WHAT YOU SHOULD DO:
Retype the full set of records. Keep every character identical.

DATASET RECORDS:
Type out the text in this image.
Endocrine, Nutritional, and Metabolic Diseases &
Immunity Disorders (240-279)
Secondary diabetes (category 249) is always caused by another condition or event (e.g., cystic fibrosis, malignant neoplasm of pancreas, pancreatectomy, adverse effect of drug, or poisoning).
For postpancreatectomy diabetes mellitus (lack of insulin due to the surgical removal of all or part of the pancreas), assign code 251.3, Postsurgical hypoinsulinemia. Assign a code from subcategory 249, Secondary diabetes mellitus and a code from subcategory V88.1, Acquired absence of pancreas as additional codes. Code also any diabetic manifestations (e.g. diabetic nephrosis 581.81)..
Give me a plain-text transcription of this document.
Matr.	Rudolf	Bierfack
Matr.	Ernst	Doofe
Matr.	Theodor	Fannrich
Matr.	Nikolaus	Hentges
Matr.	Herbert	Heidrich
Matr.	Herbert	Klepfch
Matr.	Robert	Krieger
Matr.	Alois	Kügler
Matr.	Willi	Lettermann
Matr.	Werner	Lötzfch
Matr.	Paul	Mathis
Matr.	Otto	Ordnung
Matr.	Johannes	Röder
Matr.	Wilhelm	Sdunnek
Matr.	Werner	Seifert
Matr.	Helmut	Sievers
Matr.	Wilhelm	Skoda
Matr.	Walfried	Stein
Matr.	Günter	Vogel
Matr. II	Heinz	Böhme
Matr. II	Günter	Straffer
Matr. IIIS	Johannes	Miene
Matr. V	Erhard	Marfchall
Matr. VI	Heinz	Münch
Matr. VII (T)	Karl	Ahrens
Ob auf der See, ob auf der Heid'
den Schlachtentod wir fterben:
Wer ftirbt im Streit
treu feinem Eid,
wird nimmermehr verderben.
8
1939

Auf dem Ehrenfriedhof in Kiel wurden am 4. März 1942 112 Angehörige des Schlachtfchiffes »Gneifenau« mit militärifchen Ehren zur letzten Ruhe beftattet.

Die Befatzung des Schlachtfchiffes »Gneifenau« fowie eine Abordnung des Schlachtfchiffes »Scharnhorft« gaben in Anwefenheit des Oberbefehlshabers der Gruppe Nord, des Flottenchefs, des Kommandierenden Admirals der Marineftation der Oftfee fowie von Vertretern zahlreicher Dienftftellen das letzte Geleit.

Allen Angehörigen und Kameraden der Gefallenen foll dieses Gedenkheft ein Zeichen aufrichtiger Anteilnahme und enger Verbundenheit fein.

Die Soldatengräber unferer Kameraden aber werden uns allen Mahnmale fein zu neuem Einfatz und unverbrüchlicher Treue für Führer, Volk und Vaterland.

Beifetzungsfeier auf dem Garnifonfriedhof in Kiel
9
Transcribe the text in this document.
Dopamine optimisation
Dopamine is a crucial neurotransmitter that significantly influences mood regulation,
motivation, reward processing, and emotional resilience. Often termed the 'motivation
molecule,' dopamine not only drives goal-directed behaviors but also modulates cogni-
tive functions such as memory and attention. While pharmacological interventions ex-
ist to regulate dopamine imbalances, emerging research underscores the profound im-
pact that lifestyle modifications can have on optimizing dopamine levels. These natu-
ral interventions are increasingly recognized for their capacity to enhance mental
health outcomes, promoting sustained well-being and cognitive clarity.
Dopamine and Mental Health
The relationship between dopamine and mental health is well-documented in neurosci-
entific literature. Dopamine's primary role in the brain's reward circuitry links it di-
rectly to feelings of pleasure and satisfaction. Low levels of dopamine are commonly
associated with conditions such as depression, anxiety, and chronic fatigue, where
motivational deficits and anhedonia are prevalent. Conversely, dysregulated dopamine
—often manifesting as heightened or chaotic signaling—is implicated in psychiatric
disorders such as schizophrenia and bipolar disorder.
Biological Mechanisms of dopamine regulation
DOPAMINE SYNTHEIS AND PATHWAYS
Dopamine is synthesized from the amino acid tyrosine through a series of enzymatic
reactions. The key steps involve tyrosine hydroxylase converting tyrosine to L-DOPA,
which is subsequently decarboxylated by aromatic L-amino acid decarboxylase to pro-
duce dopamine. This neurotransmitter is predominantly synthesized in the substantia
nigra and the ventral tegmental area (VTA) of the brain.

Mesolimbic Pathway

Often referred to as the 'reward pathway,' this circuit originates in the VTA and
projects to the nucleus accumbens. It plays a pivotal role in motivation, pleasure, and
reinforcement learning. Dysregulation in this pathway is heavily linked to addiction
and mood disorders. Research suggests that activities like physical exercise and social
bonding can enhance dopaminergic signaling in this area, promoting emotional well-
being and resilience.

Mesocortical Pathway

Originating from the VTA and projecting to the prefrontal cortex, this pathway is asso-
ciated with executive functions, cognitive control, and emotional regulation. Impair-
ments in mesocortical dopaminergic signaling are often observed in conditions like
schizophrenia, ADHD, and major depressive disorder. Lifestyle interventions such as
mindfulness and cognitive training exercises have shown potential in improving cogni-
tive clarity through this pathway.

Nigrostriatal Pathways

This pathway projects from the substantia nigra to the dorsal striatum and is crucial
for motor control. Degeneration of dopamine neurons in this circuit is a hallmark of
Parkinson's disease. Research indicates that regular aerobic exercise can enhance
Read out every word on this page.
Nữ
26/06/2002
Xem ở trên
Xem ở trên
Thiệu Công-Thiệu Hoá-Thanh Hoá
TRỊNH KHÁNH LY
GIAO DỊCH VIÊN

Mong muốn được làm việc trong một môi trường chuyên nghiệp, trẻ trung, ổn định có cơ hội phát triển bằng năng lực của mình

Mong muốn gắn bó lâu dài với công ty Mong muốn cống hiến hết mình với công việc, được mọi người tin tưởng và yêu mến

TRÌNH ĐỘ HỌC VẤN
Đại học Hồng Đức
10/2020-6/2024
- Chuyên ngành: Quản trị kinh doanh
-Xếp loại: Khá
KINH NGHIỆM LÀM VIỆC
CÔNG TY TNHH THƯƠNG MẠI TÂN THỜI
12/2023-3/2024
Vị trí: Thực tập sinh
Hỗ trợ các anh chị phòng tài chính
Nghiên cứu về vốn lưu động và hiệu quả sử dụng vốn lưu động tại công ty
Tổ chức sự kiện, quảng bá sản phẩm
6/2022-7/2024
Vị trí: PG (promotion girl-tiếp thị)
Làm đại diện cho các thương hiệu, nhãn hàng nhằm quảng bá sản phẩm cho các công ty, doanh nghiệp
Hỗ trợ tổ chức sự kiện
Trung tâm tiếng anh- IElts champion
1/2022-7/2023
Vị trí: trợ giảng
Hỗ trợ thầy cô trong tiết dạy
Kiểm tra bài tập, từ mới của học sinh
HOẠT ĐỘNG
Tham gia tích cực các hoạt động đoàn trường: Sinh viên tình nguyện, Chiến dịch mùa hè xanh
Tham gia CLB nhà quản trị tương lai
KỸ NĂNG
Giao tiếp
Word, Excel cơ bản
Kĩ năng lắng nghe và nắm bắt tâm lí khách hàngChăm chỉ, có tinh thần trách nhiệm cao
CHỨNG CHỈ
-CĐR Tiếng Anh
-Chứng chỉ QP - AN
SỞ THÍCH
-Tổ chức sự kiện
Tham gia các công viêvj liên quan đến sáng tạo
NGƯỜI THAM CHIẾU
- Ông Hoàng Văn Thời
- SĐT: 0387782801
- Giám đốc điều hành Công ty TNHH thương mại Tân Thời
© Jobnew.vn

SOLUTION TO THE PROBLEM:
Type out the text in this image.
Endocrine, Nutritional, and Metabolic Diseases &
Immunity Disorders (240-279)
Secondary diabetes (category 249) is always caused by another condition or event (e.g., cystic fibrosis, malignant neoplasm of pancreas, pancreatectomy, adverse effect of drug, or poisoning).
For postpancreatectomy diabetes mellitus (lack of insulin due to the surgical removal of all or part of the pancreas), assign code 251.3, Postsurgical hypoinsulinemia. Assign a code from subcategory 249, Secondary diabetes mellitus and a code from subcategory V88.1, Acquired absence of pancreas as additional codes. Code also any diabetic manifestations (e.g. diabetic nephrosis 581.81)..
Give me a plain-text transcription of this document.
Matr.	Rudolf	Bierfack
Matr.	Ernst	Doofe
Matr.	Theodor	Fannrich
Matr.	Nikolaus	Hentges
Matr.	Herbert	Heidrich
Matr.	Herbert	Klepfch
Matr.	Robert	Krieger
Matr.	Alois	Kügler
Matr.	Willi	Lettermann
Matr.	Werner	Lötzfch
Matr.	Paul	Mathis
Matr.	Otto	Ordnung
Matr.	Johannes	Röder
Matr.	Wilhelm	Sdunnek
Matr.	Werner	Seifert
Matr.	Helmut	Sievers
Matr.	Wilhelm	Skoda
Matr.	Walfried	Stein
Matr.	Günter	Vogel
Matr. II	Heinz	Böhme
Matr. II	Günter	Straffer
Matr. IIIS	Johannes	Miene
Matr. V	Erhard	Marfchall
Matr. VI	Heinz	Münch
Matr. VII (T)	Karl	Ahrens
Ob auf der See, ob auf der Heid'
den Schlachtentod wir fterben:
Wer ftirbt im Streit
treu feinem Eid,
wird nimmermehr verderben.
8
1939

Auf dem Ehrenfriedhof in Kiel wurden am 4. März 1942 112 Angehörige des Schlachtfchiffes »Gneifenau« mit militärifchen Ehren zur letzten Ruhe beftattet.

Die Befatzung des Schlachtfchiffes »Gneifenau« fowie eine Abordnung des Schlachtfchiffes »Scharnhorft« gaben in Anwefenheit des Oberbefehlshabers der Gruppe Nord, des Flottenchefs, des Kommandierenden Admirals der Marineftation der Oftfee fowie von Vertretern zahlreicher Dienftftellen das letzte Geleit.

Allen Angehörigen und Kameraden der Gefallenen foll dieses Gedenkheft ein Zeichen aufrichtiger Anteilnahme und enger Verbundenheit fein.

Die Soldatengräber unferer Kameraden aber werden uns allen Mahnmale fein zu neuem Einfatz und unverbrüchlicher Treue für Führer, Volk und Vaterland.

Beifetzungsfeier auf dem Garnifonfriedhof in Kiel
9
Transcribe the text in this document.
Dopamine optimisation
Dopamine is a crucial neurotransmitter that significantly influences mood regulation,
motivation, reward processing, and emotional resilience. Often termed the 'motivation
molecule,' dopamine not only drives goal-directed behaviors but also modulates cogni-
tive functions such as memory and attention. While pharmacological interventions ex-
ist to regulate dopamine imbalances, emerging research underscores the profound im-
pact that lifestyle modifications can have on optimizing dopamine levels. These natu-
ral interventions are increasingly recognized for their capacity to enhance mental
health outcomes, promoting sustained well-being and cognitive clarity.
Dopamine and Mental Health
The relationship between dopamine and mental health is well-documented in neurosci-
entific literature. Dopamine's primary role in the brain's reward circuitry links it di-
rectly to feelings of pleasure and satisfaction. Low levels of dopamine are commonly
associated with conditions such as depression, anxiety, and chronic fatigue, where
motivational deficits and anhedonia are prevalent. Conversely, dysregulated dopamine
—often manifesting as heightened or chaotic signaling—is implicated in psychiatric
disorders such as schizophrenia and bipolar disorder.
Biological Mechanisms of dopamine regulation
DOPAMINE SYNTHEIS AND PATHWAYS
Dopamine is synthesized from the amino acid tyrosine through a series of enzymatic
reactions. The key steps involve tyrosine hydroxylase converting tyrosine to L-DOPA,
which is subsequently decarboxylated by aromatic L-amino acid decarboxylase to pro-
duce dopamine. This neurotransmitter is predominantly synthesized in the substantia
nigra and the ventral tegmental area (VTA) of the brain.

Mesolimbic Pathway

Often referred to as the 'reward pathway,' this circuit originates in the VTA and
projects to the nucleus accumbens. It plays a pivotal role in motivation, pleasure, and
reinforcement learning. Dysregulation in this pathway is heavily linked to addiction
and mood disorders. Research suggests that activities like physical exercise and social
bonding can enhance dopaminergic signaling in this area, promoting emotional well-
being and resilience.

Mesocortical Pathway

Originating from the VTA and projecting to the prefrontal cortex, this pathway is asso-
ciated with executive functions, cognitive control, and emotional regulation. Impair-
ments in mesocortical dopaminergic signaling are often observed in conditions like
schizophrenia, ADHD, and major depressive disorder. Lifestyle interventions such as
mindfulness and cognitive training exercises have shown potential in improving cogni-
tive clarity through this pathway.

Nigrostriatal Pathways

This pathway projects from the substantia nigra to the dorsal striatum and is crucial
for motor control. Degeneration of dopamine neurons in this circuit is a hallmark of
Parkinson's disease. Research indicates that regular aerobic exercise can enhance
Read out every word on this page.
Nữ
26/06/2002
Xem ở trên
Xem ở trên
Thiệu Công-Thiệu Hoá-Thanh Hoá
TRỊNH KHÁNH LY
GIAO DỊCH VIÊN

Mong muốn được làm việc trong một môi trường chuyên nghiệp, trẻ trung, ổn định có cơ hội phát triển bằng năng lực của mình

Mong muốn gắn bó lâu dài với công ty Mong muốn cống hiến hết mình với công việc, được mọi người tin tưởng và yêu mến

TRÌNH ĐỘ HỌC VẤN
Đại học Hồng Đức
10/2020-6/2024
- Chuyên ngành: Quản trị kinh doanh
-Xếp loại: Khá
KINH NGHIỆM LÀM VIỆC
CÔNG TY TNHH THƯƠNG MẠI TÂN THỜI
12/2023-3/2024
Vị trí: Thực tập sinh
Hỗ trợ các anh chị phòng tài chính
Nghiên cứu về vốn lưu động và hiệu quả sử dụng vốn lưu động tại công ty
Tổ chức sự kiện, quảng bá sản phẩm
6/2022-7/2024
Vị trí: PG (promotion girl-tiếp thị)
Làm đại diện cho các thương hiệu, nhãn hàng nhằm quảng bá sản phẩm cho các công ty, doanh nghiệp
Hỗ trợ tổ chức sự kiện
Trung tâm tiếng anh- IElts champion
1/2022-7/2023
Vị trí: trợ giảng
Hỗ trợ thầy cô trong tiết dạy
Kiểm tra bài tập, từ mới của học sinh
HOẠT ĐỘNG
Tham gia tích cực các hoạt động đoàn trường: Sinh viên tình nguyện, Chiến dịch mùa hè xanh
Tham gia CLB nhà quản trị tương lai
KỸ NĂNG
Giao tiếp
Word, Excel cơ bản
Kĩ năng lắng nghe và nắm bắt tâm lí khách hàngChăm chỉ, có tinh thần trách nhiệm cao
CHỨNG CHỈ
-CĐR Tiếng Anh
-Chứng chỉ QP - AN
SỞ THÍCH
-Tổ chức sự kiện
Tham gia các công viêvj liên quan đến sáng tạo
NGƯỜI THAM CHIẾU
- Ông Hoàng Văn Thời
- SĐT: 0387782801
- Giám đốc điều hành Công ty TNHH thương mại Tân Thời
© Jobnew.vn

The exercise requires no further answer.